- **JOB**
Set every record down verbatim and omit the pictures.
____________
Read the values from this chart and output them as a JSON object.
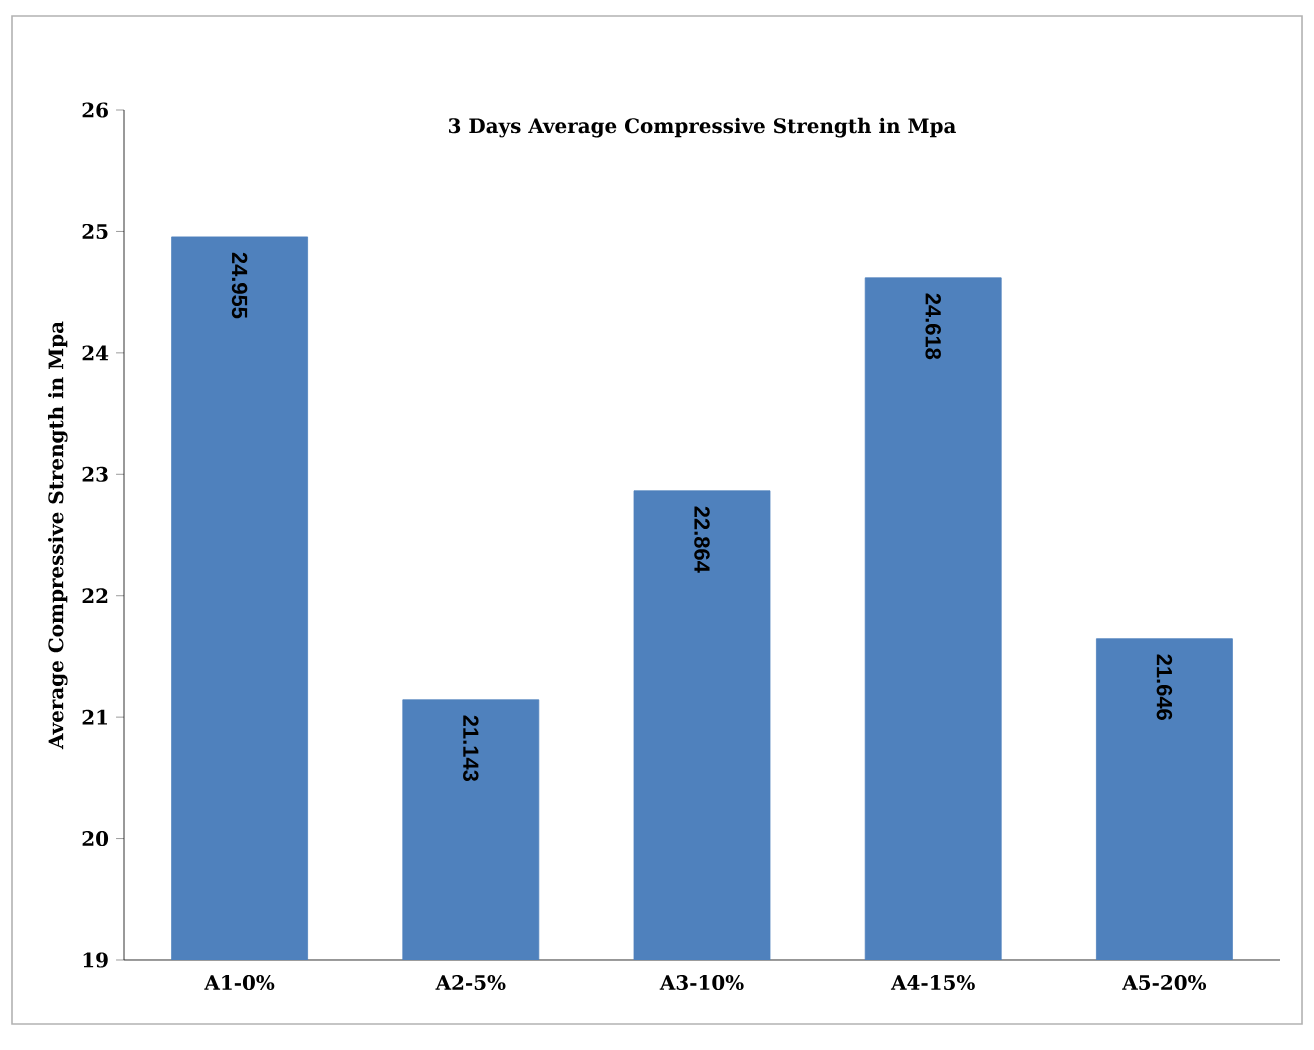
{
  "chart_data": {
    "type": "bar",
    "title": "3 Days Average Compressive Strength in Mpa",
    "ylabel": "Average Compressive Strength in Mpa",
    "categories": [
      "A1-0%",
      "A2-5%",
      "A3-10%",
      "A4-15%",
      "A5-20%"
    ],
    "values": [
      24.955,
      21.143,
      22.864,
      24.618,
      21.646
    ],
    "color": "#4f81bd",
    "ylim": [
      19,
      26
    ],
    "yticks": [
      19,
      20,
      21,
      22,
      23,
      24,
      25,
      26
    ],
    "data_labels": true,
    "grid": false
  }
}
____________
- **EXPECTED ANSWER**
Read the values from this chart and output them as a JSON object.
{
  "chart_data": {
    "type": "bar",
    "title": "3 Days Average Compressive Strength in Mpa",
    "ylabel": "Average Compressive Strength in Mpa",
    "categories": [
      "A1-0%",
      "A2-5%",
      "A3-10%",
      "A4-15%",
      "A5-20%"
    ],
    "values": [
      24.955,
      21.143,
      22.864,
      24.618,
      21.646
    ],
    "color": "#4f81bd",
    "ylim": [
      19,
      26
    ],
    "yticks": [
      19,
      20,
      21,
      22,
      23,
      24,
      25,
      26
    ],
    "data_labels": true,
    "grid": false
  }
}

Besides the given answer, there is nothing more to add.